What lines of the data hold the string "partially"? Pull each one out.

[BEGIN Records to use]

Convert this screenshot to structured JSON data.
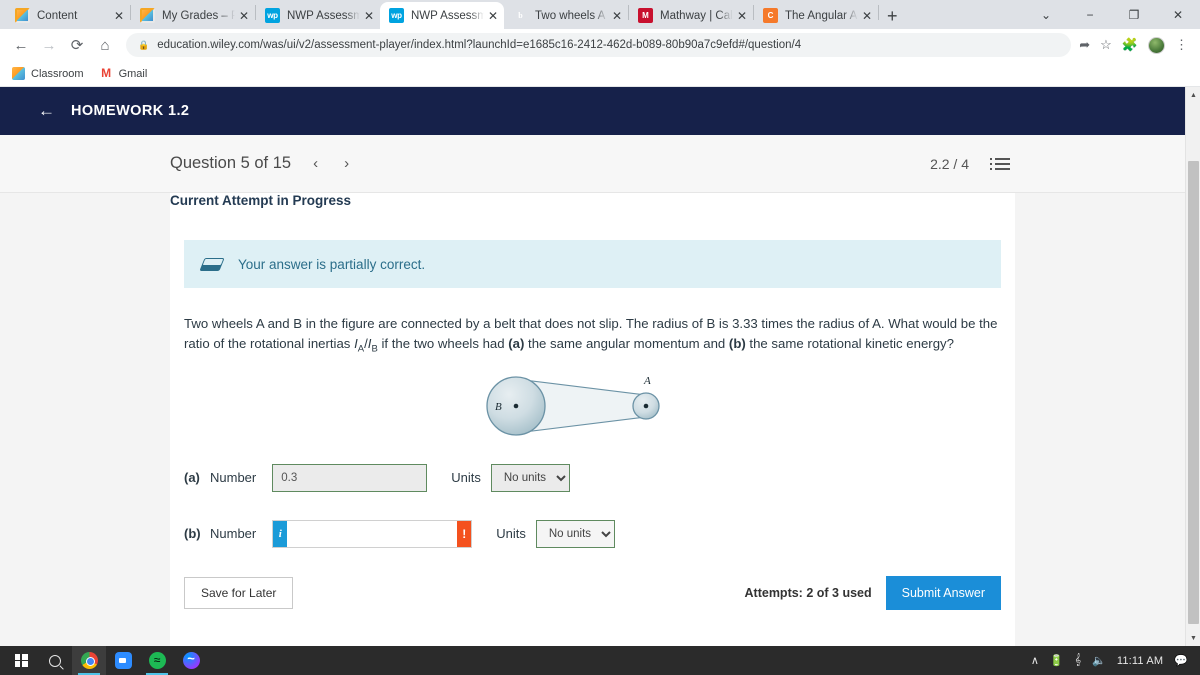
{
  "browser": {
    "tabs": [
      {
        "title": "Content",
        "favicon": "classroom-icon",
        "active": false
      },
      {
        "title": "My Grades – PHY",
        "favicon": "classroom-icon",
        "active": false
      },
      {
        "title": "NWP Assessment",
        "favicon": "wiley-wp-icon",
        "active": false
      },
      {
        "title": "NWP Assessment",
        "favicon": "wiley-wp-icon",
        "active": true
      },
      {
        "title": "Two wheels A and",
        "favicon": "brainly-b-icon",
        "active": false
      },
      {
        "title": "Mathway | Calcul",
        "favicon": "mathway-m-icon",
        "active": false
      },
      {
        "title": "The Angular Acce",
        "favicon": "chegg-c-icon",
        "active": false
      }
    ],
    "close_glyph": "✕",
    "new_tab_glyph": "+",
    "window_controls": [
      "⌄",
      "−",
      "❐",
      "✕"
    ],
    "nav": {
      "back": "←",
      "forward": "→",
      "reload": "⟳",
      "home": "⌂"
    },
    "url": "education.wiley.com/was/ui/v2/assessment-player/index.html?launchId=e1685c16-2412-462d-b089-80b90a7c9efd#/question/4",
    "lock_glyph": "🔒",
    "toolbar_icons": [
      "share-icon",
      "bookmark-star-icon",
      "extensions-puzzle-icon",
      "profile-avatar",
      "chrome-menu-icon"
    ],
    "bookmarks": [
      {
        "label": "Classroom",
        "icon": "classroom-icon"
      },
      {
        "label": "Gmail",
        "icon": "gmail-icon",
        "glyph": "M"
      }
    ]
  },
  "app": {
    "back_arrow": "←",
    "title": "HOMEWORK 1.2",
    "question_label": "Question 5 of 15",
    "prev_glyph": "‹",
    "next_glyph": "›",
    "score": "2.2 / 4",
    "list_icon": "question-list-icon"
  },
  "content": {
    "attempt_header": "Current Attempt in Progress",
    "alert": {
      "icon": "partially-correct-icon",
      "text": "Your answer is partially correct."
    },
    "question": {
      "part1": "Two wheels A and B in the figure are connected by a belt that does not slip. The radius of B is 3.33 times the radius of A. What would be the ratio of the rotational inertias ",
      "ratio_i": "I",
      "ratio_a": "A",
      "ratio_slash": "/",
      "ratio_i2": "I",
      "ratio_b": "B",
      "part2": " if the two wheels had ",
      "bold_a": "(a)",
      "part3": " the same angular momentum and ",
      "bold_b": "(b)",
      "part4": " the same rotational kinetic energy?"
    },
    "figure": {
      "label_a": "A",
      "label_b": "B",
      "description": "two-wheels-belt-diagram"
    },
    "answers": [
      {
        "part": "(a)",
        "number_label": "Number",
        "value": "0.3",
        "placeholder": "",
        "units_label": "Units",
        "unit_value": "No units",
        "unit_options": [
          "No units"
        ],
        "state": "correct",
        "prefix_icon": "",
        "suffix_icon": ""
      },
      {
        "part": "(b)",
        "number_label": "Number",
        "value": "",
        "placeholder": "",
        "units_label": "Units",
        "unit_value": "No units",
        "unit_options": [
          "No units"
        ],
        "state": "incorrect",
        "prefix_icon": "i",
        "suffix_icon": "!"
      }
    ],
    "footer": {
      "save_label": "Save for Later",
      "attempts": "Attempts: 2 of 3 used",
      "submit_label": "Submit Answer"
    }
  },
  "taskbar": {
    "items": [
      "windows-start-icon",
      "search-icon",
      "chrome-icon",
      "zoom-icon",
      "spotify-icon",
      "messenger-icon"
    ],
    "tray": {
      "chevron": "∧",
      "battery": "battery-icon",
      "wifi": "wifi-icon",
      "volume": "volume-icon",
      "clock": "11:11 AM",
      "notifications": "notification-icon"
    }
  },
  "colors": {
    "appbar": "#16214a",
    "accent_blue": "#1b8ed8",
    "alert_bg": "#def0f5",
    "alert_fg": "#2b6e8a",
    "correct_border": "#5f8a5f",
    "error_orange": "#f4511e",
    "info_blue": "#1b9bd8"
  }
}
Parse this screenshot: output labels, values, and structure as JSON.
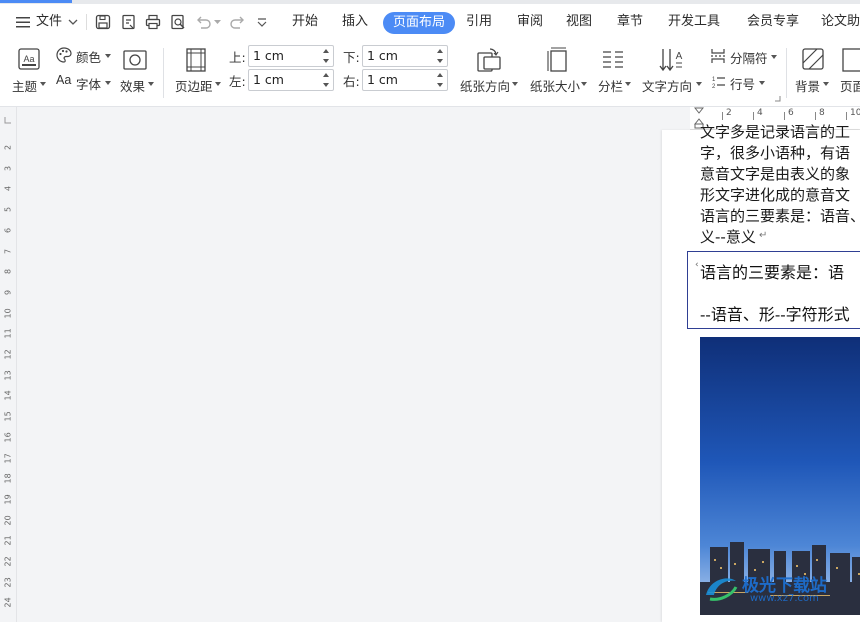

[END Records to use]

### Exercise answer
      "icon": "partially-correct-icon",
      "text": "Your answer is partially correct."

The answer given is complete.